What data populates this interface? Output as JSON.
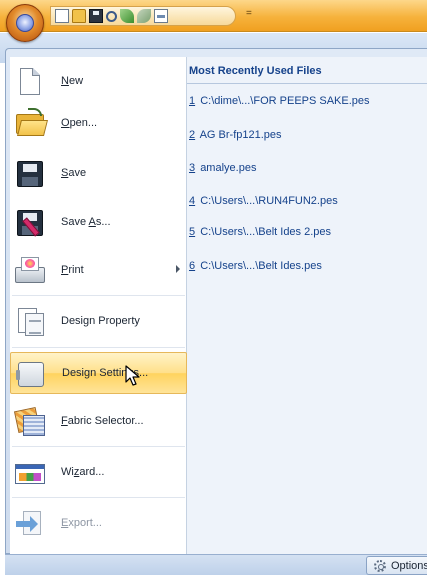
{
  "quick_access": {
    "icons": [
      "new-icon",
      "open-icon",
      "save-icon",
      "zoom-icon",
      "undo-icon",
      "redo-icon",
      "view-icon"
    ],
    "customize_glyph": "="
  },
  "menu": {
    "items": [
      {
        "id": "new",
        "pre": "",
        "key": "N",
        "post": "ew",
        "icon": "new-document-icon",
        "submenu": false,
        "disabled": false
      },
      {
        "id": "open",
        "pre": "",
        "key": "O",
        "post": "pen...",
        "icon": "open-folder-icon",
        "submenu": false,
        "disabled": false
      },
      {
        "id": "save",
        "pre": "",
        "key": "S",
        "post": "ave",
        "icon": "save-floppy-icon",
        "submenu": false,
        "disabled": false
      },
      {
        "id": "save-as",
        "pre": "Save ",
        "key": "A",
        "post": "s...",
        "icon": "save-as-icon",
        "submenu": false,
        "disabled": false
      },
      {
        "id": "print",
        "pre": "",
        "key": "P",
        "post": "rint",
        "icon": "printer-icon",
        "submenu": true,
        "disabled": false
      },
      {
        "id": "design-property",
        "pre": "Design Property",
        "key": "",
        "post": "",
        "icon": "design-property-icon",
        "submenu": false,
        "disabled": false
      },
      {
        "id": "design-settings",
        "pre": "Design Settings...",
        "key": "",
        "post": "",
        "icon": "design-settings-icon",
        "submenu": false,
        "disabled": false
      },
      {
        "id": "fabric-selector",
        "pre": "",
        "key": "F",
        "post": "abric Selector...",
        "icon": "fabric-selector-icon",
        "submenu": false,
        "disabled": false
      },
      {
        "id": "wizard",
        "pre": "Wi",
        "key": "z",
        "post": "ard...",
        "icon": "wizard-icon",
        "submenu": false,
        "disabled": false
      },
      {
        "id": "export",
        "pre": "",
        "key": "E",
        "post": "xport...",
        "icon": "export-icon",
        "submenu": false,
        "disabled": true
      }
    ],
    "hovered": "design-settings"
  },
  "recent": {
    "title": "Most Recently Used Files",
    "files": [
      {
        "num": "1",
        "path": "C:\\dime\\...\\FOR PEEPS SAKE.pes"
      },
      {
        "num": "2",
        "path": "AG Br-fp121.pes"
      },
      {
        "num": "3",
        "path": "amalye.pes"
      },
      {
        "num": "4",
        "path": "C:\\Users\\...\\RUN4FUN2.pes"
      },
      {
        "num": "5",
        "path": "C:\\Users\\...\\Belt Ides 2.pes"
      },
      {
        "num": "6",
        "path": "C:\\Users\\...\\Belt Ides.pes"
      }
    ]
  },
  "footer": {
    "options_label": "Options"
  },
  "colors": {
    "title_bar": "#f6b23c",
    "recent_text": "#15428b",
    "hover_highlight": "#ffe08a"
  }
}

+ + + + +

• Task goal: Set down every entry word for word, but omit the pictures.

• Result:
What data populates this interface? Output as JSON.
{
  "quick_access": {
    "icons": [
      "new-icon",
      "open-icon",
      "save-icon",
      "zoom-icon",
      "undo-icon",
      "redo-icon",
      "view-icon"
    ],
    "customize_glyph": "="
  },
  "menu": {
    "items": [
      {
        "id": "new",
        "pre": "",
        "key": "N",
        "post": "ew",
        "icon": "new-document-icon",
        "submenu": false,
        "disabled": false
      },
      {
        "id": "open",
        "pre": "",
        "key": "O",
        "post": "pen...",
        "icon": "open-folder-icon",
        "submenu": false,
        "disabled": false
      },
      {
        "id": "save",
        "pre": "",
        "key": "S",
        "post": "ave",
        "icon": "save-floppy-icon",
        "submenu": false,
        "disabled": false
      },
      {
        "id": "save-as",
        "pre": "Save ",
        "key": "A",
        "post": "s...",
        "icon": "save-as-icon",
        "submenu": false,
        "disabled": false
      },
      {
        "id": "print",
        "pre": "",
        "key": "P",
        "post": "rint",
        "icon": "printer-icon",
        "submenu": true,
        "disabled": false
      },
      {
        "id": "design-property",
        "pre": "Design Property",
        "key": "",
        "post": "",
        "icon": "design-property-icon",
        "submenu": false,
        "disabled": false
      },
      {
        "id": "design-settings",
        "pre": "Design Settings...",
        "key": "",
        "post": "",
        "icon": "design-settings-icon",
        "submenu": false,
        "disabled": false
      },
      {
        "id": "fabric-selector",
        "pre": "",
        "key": "F",
        "post": "abric Selector...",
        "icon": "fabric-selector-icon",
        "submenu": false,
        "disabled": false
      },
      {
        "id": "wizard",
        "pre": "Wi",
        "key": "z",
        "post": "ard...",
        "icon": "wizard-icon",
        "submenu": false,
        "disabled": false
      },
      {
        "id": "export",
        "pre": "",
        "key": "E",
        "post": "xport...",
        "icon": "export-icon",
        "submenu": false,
        "disabled": true
      }
    ],
    "hovered": "design-settings"
  },
  "recent": {
    "title": "Most Recently Used Files",
    "files": [
      {
        "num": "1",
        "path": "C:\\dime\\...\\FOR PEEPS SAKE.pes"
      },
      {
        "num": "2",
        "path": "AG Br-fp121.pes"
      },
      {
        "num": "3",
        "path": "amalye.pes"
      },
      {
        "num": "4",
        "path": "C:\\Users\\...\\RUN4FUN2.pes"
      },
      {
        "num": "5",
        "path": "C:\\Users\\...\\Belt Ides 2.pes"
      },
      {
        "num": "6",
        "path": "C:\\Users\\...\\Belt Ides.pes"
      }
    ]
  },
  "footer": {
    "options_label": "Options"
  },
  "colors": {
    "title_bar": "#f6b23c",
    "recent_text": "#15428b",
    "hover_highlight": "#ffe08a"
  }
}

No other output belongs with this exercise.